## Task to carry out
Transcribe all the records exactly and omit any images they hold.
***** Records provided
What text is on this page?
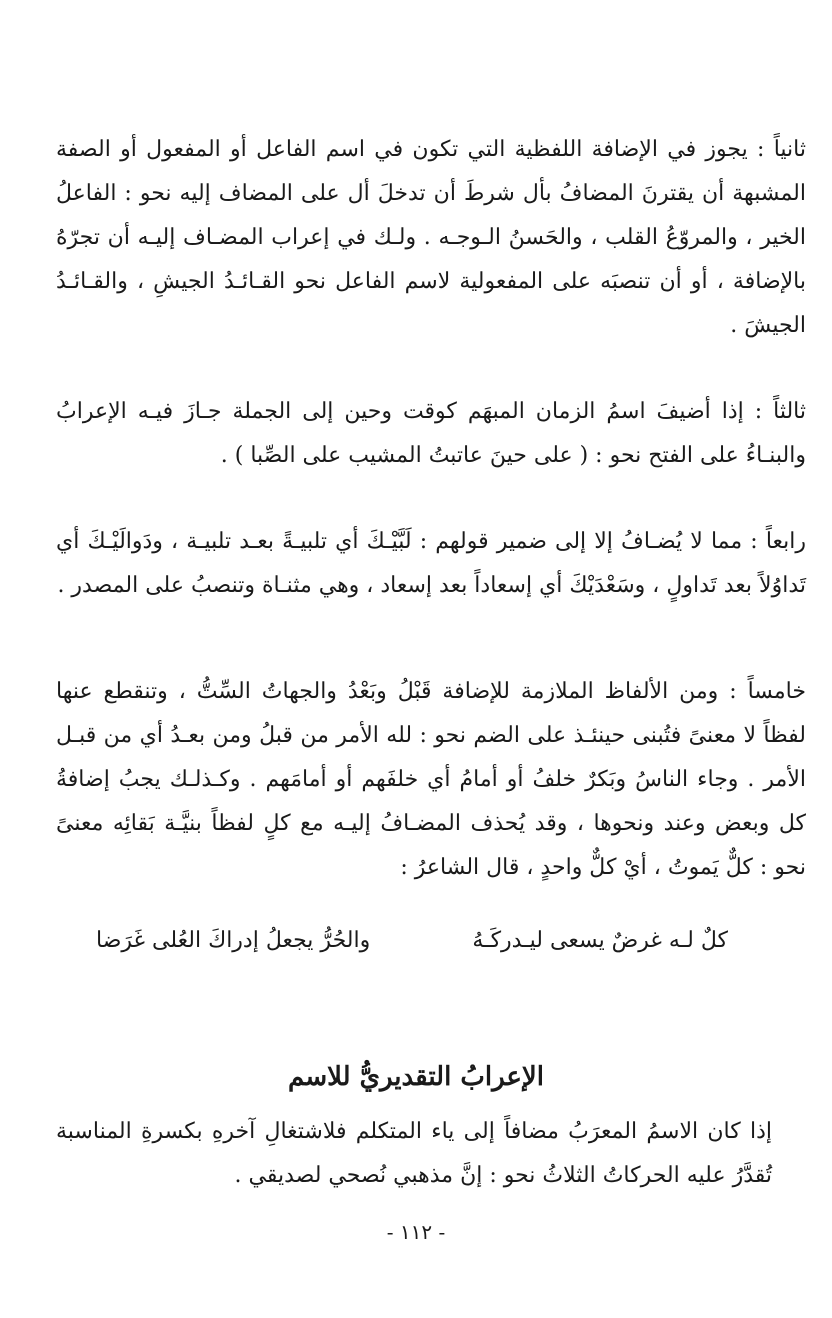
ثانياً : يجوز في الإضافة اللفظية التي تكون في اسم الفاعل أو المفعول أو الصفة المشبهة أن يقترنَ المضافُ بأل شرطَ أن تدخلَ أل على المضاف إليه نحو : الفاعلُ الخير ، والمروّعُ القلب ، والحَسنُ الـوجـه . ولـك في إعراب المضـاف إليـه أن تجرّهُ بالإضافة ، أو أن تنصبَه على المفعولية لاسم الفاعل نحو القـائـدُ الجيشِ ، والقـائـدُ الجيشَ .
ثالثاً : إذا أضيفَ اسمُ الزمان المبهَم كوقت وحين إلى الجملة جـازَ فيـه الإعرابُ والبنـاءُ على الفتح نحو : ( على حينَ عاتبتُ المشيب على الصِّبا ) .
رابعاً : مما لا يُضـافُ إلا إلى ضمير قولهم : لَبَّيْـكَ أي تلبيـةً بعـد تلبيـة ، ودَوالَيْـكَ أي تَداوُلاً بعد تَداولٍ ، وسَعْدَيْكَ أي إسعاداً بعد إسعاد ، وهي مثنـاة وتنصبُ على المصدر .
خامساً : ومن الألفاظ الملازمة للإضافة قَبْلُ وبَعْدُ والجهاتُ السِّتُّ ، وتنقطع عنها لفظاً لا معنىً فتُبنى حينئـذ على الضم نحو : لله الأمر من قبلُ ومن بعـدُ أي من قبـل الأمر . وجاء الناسُ وبَكرٌ خلفُ أو أمامُ أي خلفَهم أو أمامَهم . وكـذلـك يجبُ إضافةُ كل وبعض وعند ونحوها ، وقد يُحذف المضـافُ إليـه مع كلٍ لفظاً بنيَّـة بَقائِه معنىً نحو : كلٌّ يَموتُ ، أيْ كلٌّ واحدٍ ، قال الشاعرُ :
كلٌ لـه غرضٌ يسعى ليـدركَـهُ
والحُرُّ يجعلُ إدراكَ العُلى غَرَضا
الإعرابُ التقديريُّ للاسم
إذا كان الاسمُ المعرَبُ مضافاً إلى ياء المتكلم فلاشتغالِ آخرهِ بكسرةِ المناسبة تُقدَّرُ عليه الحركاتُ الثلاثُ نحو : إنَّ مذهبي نُصحي لصديقي .
- ١١٢ -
**********
## Finished answer
What text is on this page?
ثانياً : يجوز في الإضافة اللفظية التي تكون في اسم الفاعل أو المفعول أو الصفة المشبهة أن يقترنَ المضافُ بأل شرطَ أن تدخلَ أل على المضاف إليه نحو : الفاعلُ الخير ، والمروّعُ القلب ، والحَسنُ الـوجـه . ولـك في إعراب المضـاف إليـه أن تجرّهُ بالإضافة ، أو أن تنصبَه على المفعولية لاسم الفاعل نحو القـائـدُ الجيشِ ، والقـائـدُ الجيشَ .
ثالثاً : إذا أضيفَ اسمُ الزمان المبهَم كوقت وحين إلى الجملة جـازَ فيـه الإعرابُ والبنـاءُ على الفتح نحو : ( على حينَ عاتبتُ المشيب على الصِّبا ) .
رابعاً : مما لا يُضـافُ إلا إلى ضمير قولهم : لَبَّيْـكَ أي تلبيـةً بعـد تلبيـة ، ودَوالَيْـكَ أي تَداوُلاً بعد تَداولٍ ، وسَعْدَيْكَ أي إسعاداً بعد إسعاد ، وهي مثنـاة وتنصبُ على المصدر .
خامساً : ومن الألفاظ الملازمة للإضافة قَبْلُ وبَعْدُ والجهاتُ السِّتُّ ، وتنقطع عنها لفظاً لا معنىً فتُبنى حينئـذ على الضم نحو : لله الأمر من قبلُ ومن بعـدُ أي من قبـل الأمر . وجاء الناسُ وبَكرٌ خلفُ أو أمامُ أي خلفَهم أو أمامَهم . وكـذلـك يجبُ إضافةُ كل وبعض وعند ونحوها ، وقد يُحذف المضـافُ إليـه مع كلٍ لفظاً بنيَّـة بَقائِه معنىً نحو : كلٌّ يَموتُ ، أيْ كلٌّ واحدٍ ، قال الشاعرُ :
كلٌ لـه غرضٌ يسعى ليـدركَـهُ
والحُرُّ يجعلُ إدراكَ العُلى غَرَضا
الإعرابُ التقديريُّ للاسم
إذا كان الاسمُ المعرَبُ مضافاً إلى ياء المتكلم فلاشتغالِ آخرهِ بكسرةِ المناسبة تُقدَّرُ عليه الحركاتُ الثلاثُ نحو : إنَّ مذهبي نُصحي لصديقي .
- ١١٢ -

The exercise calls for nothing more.